_Exercise objective:_
Examine the records and identify each line that includes the string "funcionamiento". Copy those lines.

-.-.-

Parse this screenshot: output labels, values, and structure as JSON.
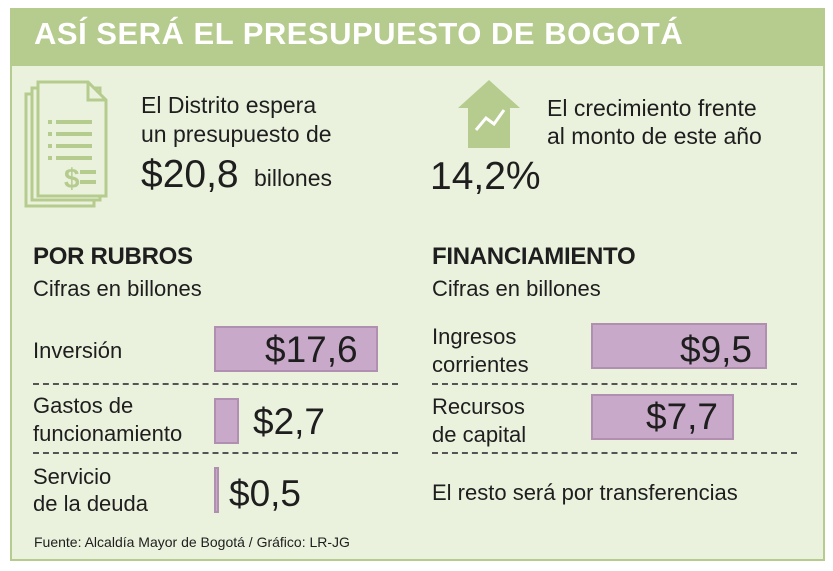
{
  "title": "ASÍ SERÁ EL PRESUPUESTO DE BOGOTÁ",
  "budget": {
    "line1": "El Distrito espera",
    "line2": "un presupuesto de",
    "amount": "$20,8",
    "unit": "billones"
  },
  "growth": {
    "line1": "El crecimiento frente",
    "line2": "al monto de este año",
    "value": "14,2%"
  },
  "chart_data": [
    {
      "type": "bar",
      "title": "POR RUBROS",
      "subtitle": "Cifras en billones",
      "categories": [
        "Inversión",
        "Gastos de funcionamiento",
        "Servicio de la deuda"
      ],
      "category_lines": [
        [
          "Inversión"
        ],
        [
          "Gastos de",
          "funcionamiento"
        ],
        [
          "Servicio",
          "de la deuda"
        ]
      ],
      "values": [
        17.6,
        2.7,
        0.5
      ],
      "value_labels": [
        "$17,6",
        "$2,7",
        "$0,5"
      ]
    },
    {
      "type": "bar",
      "title": "FINANCIAMIENTO",
      "subtitle": "Cifras en billones",
      "categories": [
        "Ingresos corrientes",
        "Recursos de capital"
      ],
      "category_lines": [
        [
          "Ingresos",
          "corrientes"
        ],
        [
          "Recursos",
          "de capital"
        ]
      ],
      "values": [
        9.5,
        7.7
      ],
      "value_labels": [
        "$9,5",
        "$7,7"
      ],
      "note": "El resto será por transferencias"
    }
  ],
  "colors": {
    "accent": "#b6cc8e",
    "background": "#eaf2dd",
    "bar": "#c9a9c9"
  },
  "footnote": "Fuente: Alcaldía Mayor de Bogotá / Gráfico: LR-JG"
}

-.-.-

_Written response:_
        "Gastos de funcionamiento",
          "funcionamiento"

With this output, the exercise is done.